### AIM OF THE EXERCISE
Repeat every line below exactly, word for word.

### DATASET
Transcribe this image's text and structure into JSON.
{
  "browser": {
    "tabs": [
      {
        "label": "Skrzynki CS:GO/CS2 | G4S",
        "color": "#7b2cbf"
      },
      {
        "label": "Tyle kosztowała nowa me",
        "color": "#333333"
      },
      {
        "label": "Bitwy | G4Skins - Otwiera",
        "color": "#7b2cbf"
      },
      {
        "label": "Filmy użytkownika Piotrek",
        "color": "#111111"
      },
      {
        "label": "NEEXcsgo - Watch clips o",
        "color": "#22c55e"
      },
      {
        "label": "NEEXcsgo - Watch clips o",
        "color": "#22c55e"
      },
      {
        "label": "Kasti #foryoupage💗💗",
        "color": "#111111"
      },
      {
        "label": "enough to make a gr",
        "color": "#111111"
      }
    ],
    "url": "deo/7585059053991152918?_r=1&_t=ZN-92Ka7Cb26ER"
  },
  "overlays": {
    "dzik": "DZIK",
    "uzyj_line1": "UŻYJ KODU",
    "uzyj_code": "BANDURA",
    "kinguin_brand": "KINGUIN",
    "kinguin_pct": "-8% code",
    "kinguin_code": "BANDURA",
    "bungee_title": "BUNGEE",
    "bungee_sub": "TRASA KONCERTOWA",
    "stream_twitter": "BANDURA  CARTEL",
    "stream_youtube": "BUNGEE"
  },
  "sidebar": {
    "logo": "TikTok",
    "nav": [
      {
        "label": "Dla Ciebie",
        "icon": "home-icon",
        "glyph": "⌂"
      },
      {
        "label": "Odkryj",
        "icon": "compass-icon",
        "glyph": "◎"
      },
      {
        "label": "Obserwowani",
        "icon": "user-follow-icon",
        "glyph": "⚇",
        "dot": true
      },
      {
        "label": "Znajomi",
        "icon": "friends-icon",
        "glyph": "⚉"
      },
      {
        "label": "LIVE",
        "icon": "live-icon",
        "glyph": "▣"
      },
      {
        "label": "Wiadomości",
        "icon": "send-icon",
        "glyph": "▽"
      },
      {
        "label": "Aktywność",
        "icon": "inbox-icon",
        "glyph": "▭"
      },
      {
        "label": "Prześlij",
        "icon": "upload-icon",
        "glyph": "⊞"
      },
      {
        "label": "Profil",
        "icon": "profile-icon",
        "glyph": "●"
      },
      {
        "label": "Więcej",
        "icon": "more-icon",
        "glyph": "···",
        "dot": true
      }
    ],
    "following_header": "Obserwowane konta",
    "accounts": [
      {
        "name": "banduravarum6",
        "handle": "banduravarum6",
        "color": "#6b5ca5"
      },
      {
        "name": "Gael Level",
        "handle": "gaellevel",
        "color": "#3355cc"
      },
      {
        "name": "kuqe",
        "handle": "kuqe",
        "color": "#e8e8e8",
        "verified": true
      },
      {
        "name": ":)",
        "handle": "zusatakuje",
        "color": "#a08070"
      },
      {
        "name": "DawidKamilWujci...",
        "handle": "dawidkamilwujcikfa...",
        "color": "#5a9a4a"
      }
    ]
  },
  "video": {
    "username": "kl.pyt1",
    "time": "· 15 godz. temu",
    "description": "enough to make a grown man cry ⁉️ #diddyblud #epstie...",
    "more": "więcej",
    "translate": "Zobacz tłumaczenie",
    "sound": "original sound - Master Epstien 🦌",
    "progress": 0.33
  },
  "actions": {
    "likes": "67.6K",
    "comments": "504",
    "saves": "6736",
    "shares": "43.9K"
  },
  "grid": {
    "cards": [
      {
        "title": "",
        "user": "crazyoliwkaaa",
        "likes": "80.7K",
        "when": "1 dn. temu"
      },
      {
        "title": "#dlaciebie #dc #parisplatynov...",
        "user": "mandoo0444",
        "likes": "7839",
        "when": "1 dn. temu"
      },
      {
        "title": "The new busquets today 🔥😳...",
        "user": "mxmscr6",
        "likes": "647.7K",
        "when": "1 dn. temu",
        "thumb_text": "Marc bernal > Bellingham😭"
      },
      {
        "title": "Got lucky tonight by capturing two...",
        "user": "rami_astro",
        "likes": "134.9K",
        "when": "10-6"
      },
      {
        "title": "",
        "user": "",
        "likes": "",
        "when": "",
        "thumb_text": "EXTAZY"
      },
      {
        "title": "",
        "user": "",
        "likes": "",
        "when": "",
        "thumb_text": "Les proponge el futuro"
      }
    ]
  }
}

### WRITTEN SOLUTION
Transcribe this image's text and structure into JSON.
{
  "browser": {
    "tabs": [
      {
        "label": "Skrzynki CS:GO/CS2 | G4S",
        "color": "#7b2cbf"
      },
      {
        "label": "Tyle kosztowała nowa me",
        "color": "#333333"
      },
      {
        "label": "Bitwy | G4Skins - Otwiera",
        "color": "#7b2cbf"
      },
      {
        "label": "Filmy użytkownika Piotrek",
        "color": "#111111"
      },
      {
        "label": "NEEXcsgo - Watch clips o",
        "color": "#22c55e"
      },
      {
        "label": "NEEXcsgo - Watch clips o",
        "color": "#22c55e"
      },
      {
        "label": "Kasti #foryoupage💗💗",
        "color": "#111111"
      },
      {
        "label": "enough to make a gr",
        "color": "#111111"
      }
    ],
    "url": "deo/7585059053991152918?_r=1&_t=ZN-92Ka7Cb26ER"
  },
  "overlays": {
    "dzik": "DZIK",
    "uzyj_line1": "UŻYJ KODU",
    "uzyj_code": "BANDURA",
    "kinguin_brand": "KINGUIN",
    "kinguin_pct": "-8% code",
    "kinguin_code": "BANDURA",
    "bungee_title": "BUNGEE",
    "bungee_sub": "TRASA KONCERTOWA",
    "stream_twitter": "BANDURA  CARTEL",
    "stream_youtube": "BUNGEE"
  },
  "sidebar": {
    "logo": "TikTok",
    "nav": [
      {
        "label": "Dla Ciebie",
        "icon": "home-icon",
        "glyph": "⌂"
      },
      {
        "label": "Odkryj",
        "icon": "compass-icon",
        "glyph": "◎"
      },
      {
        "label": "Obserwowani",
        "icon": "user-follow-icon",
        "glyph": "⚇",
        "dot": true
      },
      {
        "label": "Znajomi",
        "icon": "friends-icon",
        "glyph": "⚉"
      },
      {
        "label": "LIVE",
        "icon": "live-icon",
        "glyph": "▣"
      },
      {
        "label": "Wiadomości",
        "icon": "send-icon",
        "glyph": "▽"
      },
      {
        "label": "Aktywność",
        "icon": "inbox-icon",
        "glyph": "▭"
      },
      {
        "label": "Prześlij",
        "icon": "upload-icon",
        "glyph": "⊞"
      },
      {
        "label": "Profil",
        "icon": "profile-icon",
        "glyph": "●"
      },
      {
        "label": "Więcej",
        "icon": "more-icon",
        "glyph": "···",
        "dot": true
      }
    ],
    "following_header": "Obserwowane konta",
    "accounts": [
      {
        "name": "banduravarum6",
        "handle": "banduravarum6",
        "color": "#6b5ca5"
      },
      {
        "name": "Gael Level",
        "handle": "gaellevel",
        "color": "#3355cc"
      },
      {
        "name": "kuqe",
        "handle": "kuqe",
        "color": "#e8e8e8",
        "verified": true
      },
      {
        "name": ":)",
        "handle": "zusatakuje",
        "color": "#a08070"
      },
      {
        "name": "DawidKamilWujci...",
        "handle": "dawidkamilwujcikfa...",
        "color": "#5a9a4a"
      }
    ]
  },
  "video": {
    "username": "kl.pyt1",
    "time": "· 15 godz. temu",
    "description": "enough to make a grown man cry ⁉️ #diddyblud #epstie...",
    "more": "więcej",
    "translate": "Zobacz tłumaczenie",
    "sound": "original sound - Master Epstien 🦌",
    "progress": 0.33
  },
  "actions": {
    "likes": "67.6K",
    "comments": "504",
    "saves": "6736",
    "shares": "43.9K"
  },
  "grid": {
    "cards": [
      {
        "title": "",
        "user": "crazyoliwkaaa",
        "likes": "80.7K",
        "when": "1 dn. temu"
      },
      {
        "title": "#dlaciebie #dc #parisplatynov...",
        "user": "mandoo0444",
        "likes": "7839",
        "when": "1 dn. temu"
      },
      {
        "title": "The new busquets today 🔥😳...",
        "user": "mxmscr6",
        "likes": "647.7K",
        "when": "1 dn. temu",
        "thumb_text": "Marc bernal > Bellingham😭"
      },
      {
        "title": "Got lucky tonight by capturing two...",
        "user": "rami_astro",
        "likes": "134.9K",
        "when": "10-6"
      },
      {
        "title": "",
        "user": "",
        "likes": "",
        "when": "",
        "thumb_text": "EXTAZY"
      },
      {
        "title": "",
        "user": "",
        "likes": "",
        "when": "",
        "thumb_text": "Les proponge el futuro"
      }
    ]
  }
}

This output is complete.